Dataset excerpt
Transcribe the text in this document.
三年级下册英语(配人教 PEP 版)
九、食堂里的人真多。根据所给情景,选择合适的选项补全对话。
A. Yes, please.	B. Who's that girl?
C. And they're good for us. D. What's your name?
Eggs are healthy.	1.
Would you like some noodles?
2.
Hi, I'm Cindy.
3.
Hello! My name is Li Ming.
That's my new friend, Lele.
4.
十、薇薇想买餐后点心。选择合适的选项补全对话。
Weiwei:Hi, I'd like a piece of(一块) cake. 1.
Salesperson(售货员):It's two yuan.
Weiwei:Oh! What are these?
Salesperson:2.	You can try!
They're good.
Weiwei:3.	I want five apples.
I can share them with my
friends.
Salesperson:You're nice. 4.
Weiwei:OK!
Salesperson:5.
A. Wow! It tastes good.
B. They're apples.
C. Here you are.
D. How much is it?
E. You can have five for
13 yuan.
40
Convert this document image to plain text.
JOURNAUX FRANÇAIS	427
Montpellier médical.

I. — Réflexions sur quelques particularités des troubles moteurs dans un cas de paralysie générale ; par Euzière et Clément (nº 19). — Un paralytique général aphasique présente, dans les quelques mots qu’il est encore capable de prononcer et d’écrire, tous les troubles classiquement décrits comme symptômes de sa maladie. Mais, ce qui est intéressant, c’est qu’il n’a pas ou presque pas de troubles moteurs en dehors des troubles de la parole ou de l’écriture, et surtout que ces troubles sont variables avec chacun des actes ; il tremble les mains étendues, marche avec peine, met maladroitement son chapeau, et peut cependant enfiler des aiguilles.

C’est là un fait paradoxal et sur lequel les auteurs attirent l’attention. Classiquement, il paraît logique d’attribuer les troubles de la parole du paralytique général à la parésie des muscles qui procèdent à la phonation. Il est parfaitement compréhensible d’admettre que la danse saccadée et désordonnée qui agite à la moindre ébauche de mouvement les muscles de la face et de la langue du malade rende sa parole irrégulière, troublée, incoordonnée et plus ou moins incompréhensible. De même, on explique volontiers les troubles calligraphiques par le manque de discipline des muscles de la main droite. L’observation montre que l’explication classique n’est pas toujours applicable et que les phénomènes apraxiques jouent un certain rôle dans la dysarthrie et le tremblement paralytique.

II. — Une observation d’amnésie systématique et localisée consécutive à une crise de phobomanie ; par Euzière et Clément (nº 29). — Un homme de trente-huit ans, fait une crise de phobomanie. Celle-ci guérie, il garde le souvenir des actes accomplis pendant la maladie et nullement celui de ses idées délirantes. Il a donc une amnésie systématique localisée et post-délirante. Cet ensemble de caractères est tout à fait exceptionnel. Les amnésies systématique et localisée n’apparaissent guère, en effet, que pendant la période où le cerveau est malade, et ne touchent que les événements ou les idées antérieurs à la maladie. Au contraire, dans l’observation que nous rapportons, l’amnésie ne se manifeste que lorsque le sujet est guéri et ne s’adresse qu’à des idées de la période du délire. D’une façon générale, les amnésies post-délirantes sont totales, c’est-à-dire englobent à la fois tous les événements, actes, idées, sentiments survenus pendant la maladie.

- WHAT TO PRODUCE
Your task is to repeat every entry exactly.

- EXERCISE RESPONSE
Transcribe the text in this document.
三年级下册英语(配人教 PEP 版)
九、食堂里的人真多。根据所给情景,选择合适的选项补全对话。
A. Yes, please.	B. Who's that girl?
C. And they're good for us. D. What's your name?
Eggs are healthy.	1.
Would you like some noodles?
2.
Hi, I'm Cindy.
3.
Hello! My name is Li Ming.
That's my new friend, Lele.
4.
十、薇薇想买餐后点心。选择合适的选项补全对话。
Weiwei:Hi, I'd like a piece of(一块) cake. 1.
Salesperson(售货员):It's two yuan.
Weiwei:Oh! What are these?
Salesperson:2.	You can try!
They're good.
Weiwei:3.	I want five apples.
I can share them with my
friends.
Salesperson:You're nice. 4.
Weiwei:OK!
Salesperson:5.
A. Wow! It tastes good.
B. They're apples.
C. Here you are.
D. How much is it?
E. You can have five for
13 yuan.
40
Convert this document image to plain text.
JOURNAUX FRANÇAIS	427
Montpellier médical.

I. — Réflexions sur quelques particularités des troubles moteurs dans un cas de paralysie générale ; par Euzière et Clément (nº 19). — Un paralytique général aphasique présente, dans les quelques mots qu’il est encore capable de prononcer et d’écrire, tous les troubles classiquement décrits comme symptômes de sa maladie. Mais, ce qui est intéressant, c’est qu’il n’a pas ou presque pas de troubles moteurs en dehors des troubles de la parole ou de l’écriture, et surtout que ces troubles sont variables avec chacun des actes ; il tremble les mains étendues, marche avec peine, met maladroitement son chapeau, et peut cependant enfiler des aiguilles.

C’est là un fait paradoxal et sur lequel les auteurs attirent l’attention. Classiquement, il paraît logique d’attribuer les troubles de la parole du paralytique général à la parésie des muscles qui procèdent à la phonation. Il est parfaitement compréhensible d’admettre que la danse saccadée et désordonnée qui agite à la moindre ébauche de mouvement les muscles de la face et de la langue du malade rende sa parole irrégulière, troublée, incoordonnée et plus ou moins incompréhensible. De même, on explique volontiers les troubles calligraphiques par le manque de discipline des muscles de la main droite. L’observation montre que l’explication classique n’est pas toujours applicable et que les phénomènes apraxiques jouent un certain rôle dans la dysarthrie et le tremblement paralytique.

II. — Une observation d’amnésie systématique et localisée consécutive à une crise de phobomanie ; par Euzière et Clément (nº 29). — Un homme de trente-huit ans, fait une crise de phobomanie. Celle-ci guérie, il garde le souvenir des actes accomplis pendant la maladie et nullement celui de ses idées délirantes. Il a donc une amnésie systématique localisée et post-délirante. Cet ensemble de caractères est tout à fait exceptionnel. Les amnésies systématique et localisée n’apparaissent guère, en effet, que pendant la période où le cerveau est malade, et ne touchent que les événements ou les idées antérieurs à la maladie. Au contraire, dans l’observation que nous rapportons, l’amnésie ne se manifeste que lorsque le sujet est guéri et ne s’adresse qu’à des idées de la période du délire. D’une façon générale, les amnésies post-délirantes sont totales, c’est-à-dire englobent à la fois tous les événements, actes, idées, sentiments survenus pendant la maladie.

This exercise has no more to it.